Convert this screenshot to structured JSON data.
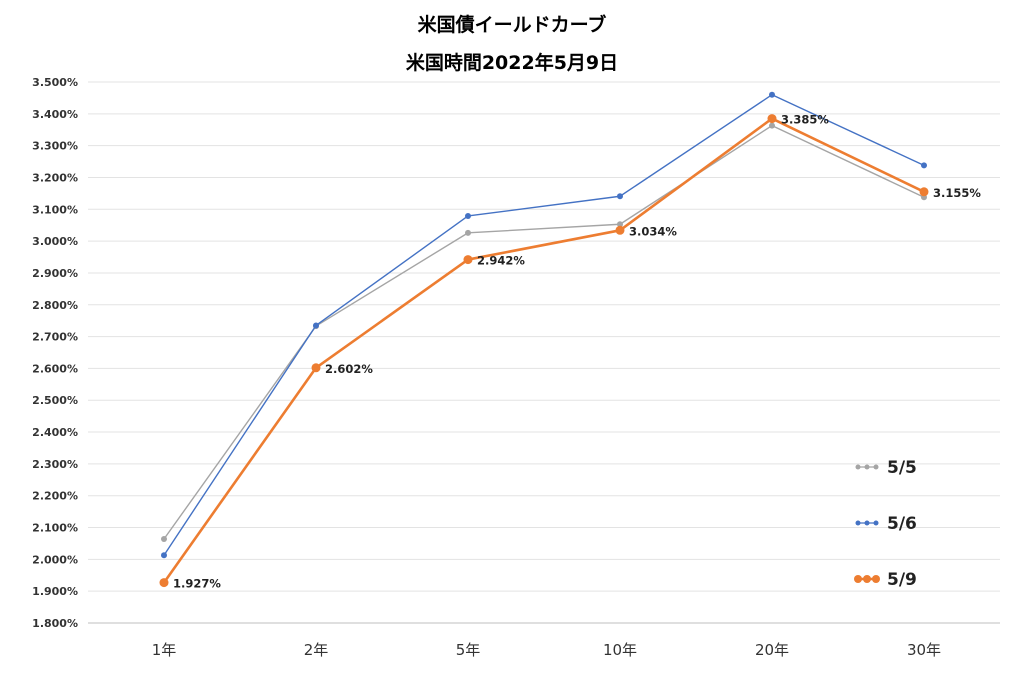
{
  "chart_data": {
    "type": "line",
    "title": "米国債イールドカーブ",
    "subtitle": "米国時間2022年5月9日",
    "categories": [
      "1年",
      "2年",
      "5年",
      "10年",
      "20年",
      "30年"
    ],
    "y_ticks": [
      "1.800%",
      "1.900%",
      "2.000%",
      "2.100%",
      "2.200%",
      "2.300%",
      "2.400%",
      "2.500%",
      "2.600%",
      "2.700%",
      "2.800%",
      "2.900%",
      "3.000%",
      "3.100%",
      "3.200%",
      "3.300%",
      "3.400%",
      "3.500%"
    ],
    "ylim": [
      1.8,
      3.5
    ],
    "grid": true,
    "legend_position": "right",
    "series": [
      {
        "name": "5/5",
        "color": "#a5a5a5",
        "values": [
          2.064,
          2.733,
          3.026,
          3.053,
          3.363,
          3.138
        ]
      },
      {
        "name": "5/6",
        "color": "#4472c4",
        "values": [
          2.013,
          2.735,
          3.079,
          3.141,
          3.46,
          3.238
        ]
      },
      {
        "name": "5/9",
        "color": "#ed7d31",
        "values": [
          1.927,
          2.602,
          2.942,
          3.034,
          3.385,
          3.155
        ],
        "labels": [
          "1.927%",
          "2.602%",
          "2.942%",
          "3.034%",
          "3.385%",
          "3.155%"
        ]
      }
    ]
  }
}
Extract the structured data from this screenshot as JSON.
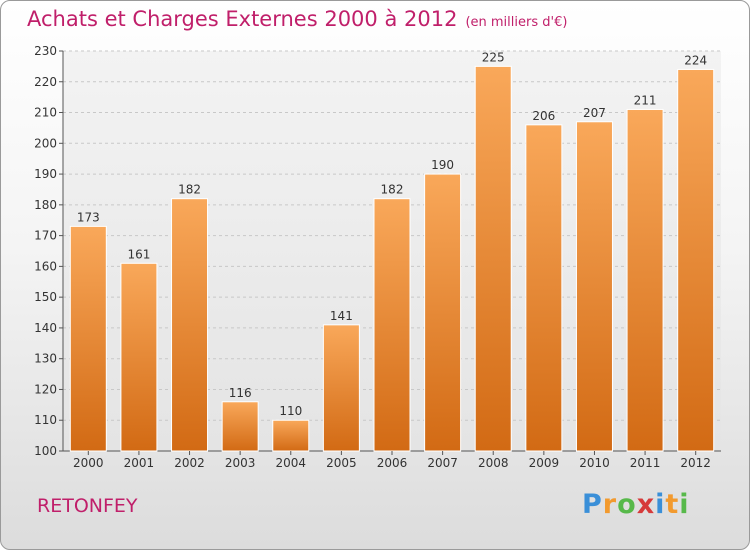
{
  "title": "Achats et Charges Externes 2000 à 2012",
  "subtitle": "(en milliers d'€)",
  "commune": "RETONFEY",
  "logo": {
    "letters": [
      "P",
      "r",
      "o",
      "x",
      "i",
      "t",
      "i"
    ],
    "colors": [
      "#3a8fd8",
      "#f29a2e",
      "#57b94a",
      "#d63a3a",
      "#3a8fd8",
      "#f29a2e",
      "#57b94a"
    ]
  },
  "chart_data": {
    "type": "bar",
    "categories": [
      "2000",
      "2001",
      "2002",
      "2003",
      "2004",
      "2005",
      "2006",
      "2007",
      "2008",
      "2009",
      "2010",
      "2011",
      "2012"
    ],
    "values": [
      173,
      161,
      182,
      116,
      110,
      141,
      182,
      190,
      225,
      206,
      207,
      211,
      224
    ],
    "ylim": [
      100,
      230
    ],
    "yticks": [
      100,
      110,
      120,
      130,
      140,
      150,
      160,
      170,
      180,
      190,
      200,
      210,
      220,
      230
    ],
    "grid": true,
    "bar_color": "#f0932e"
  }
}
———
Omit every picture, and otherwise quote the entries exactly.

Convert this screenshot to structured JSON data.
{
  "chart_data": {
    "type": "line",
    "title": "米国債イールドカーブ",
    "subtitle": "米国時間2022年5月9日",
    "categories": [
      "1年",
      "2年",
      "5年",
      "10年",
      "20年",
      "30年"
    ],
    "y_ticks": [
      "1.800%",
      "1.900%",
      "2.000%",
      "2.100%",
      "2.200%",
      "2.300%",
      "2.400%",
      "2.500%",
      "2.600%",
      "2.700%",
      "2.800%",
      "2.900%",
      "3.000%",
      "3.100%",
      "3.200%",
      "3.300%",
      "3.400%",
      "3.500%"
    ],
    "ylim": [
      1.8,
      3.5
    ],
    "grid": true,
    "legend_position": "right",
    "series": [
      {
        "name": "5/5",
        "color": "#a5a5a5",
        "values": [
          2.064,
          2.733,
          3.026,
          3.053,
          3.363,
          3.138
        ]
      },
      {
        "name": "5/6",
        "color": "#4472c4",
        "values": [
          2.013,
          2.735,
          3.079,
          3.141,
          3.46,
          3.238
        ]
      },
      {
        "name": "5/9",
        "color": "#ed7d31",
        "values": [
          1.927,
          2.602,
          2.942,
          3.034,
          3.385,
          3.155
        ],
        "labels": [
          "1.927%",
          "2.602%",
          "2.942%",
          "3.034%",
          "3.385%",
          "3.155%"
        ]
      }
    ]
  }
}
Extract the structured data from this screenshot as JSON.
{
  "title": "Achats et Charges Externes 2000 à 2012",
  "subtitle": "(en milliers d'€)",
  "commune": "RETONFEY",
  "logo": {
    "letters": [
      "P",
      "r",
      "o",
      "x",
      "i",
      "t",
      "i"
    ],
    "colors": [
      "#3a8fd8",
      "#f29a2e",
      "#57b94a",
      "#d63a3a",
      "#3a8fd8",
      "#f29a2e",
      "#57b94a"
    ]
  },
  "chart_data": {
    "type": "bar",
    "categories": [
      "2000",
      "2001",
      "2002",
      "2003",
      "2004",
      "2005",
      "2006",
      "2007",
      "2008",
      "2009",
      "2010",
      "2011",
      "2012"
    ],
    "values": [
      173,
      161,
      182,
      116,
      110,
      141,
      182,
      190,
      225,
      206,
      207,
      211,
      224
    ],
    "ylim": [
      100,
      230
    ],
    "yticks": [
      100,
      110,
      120,
      130,
      140,
      150,
      160,
      170,
      180,
      190,
      200,
      210,
      220,
      230
    ],
    "grid": true,
    "bar_color": "#f0932e"
  }
}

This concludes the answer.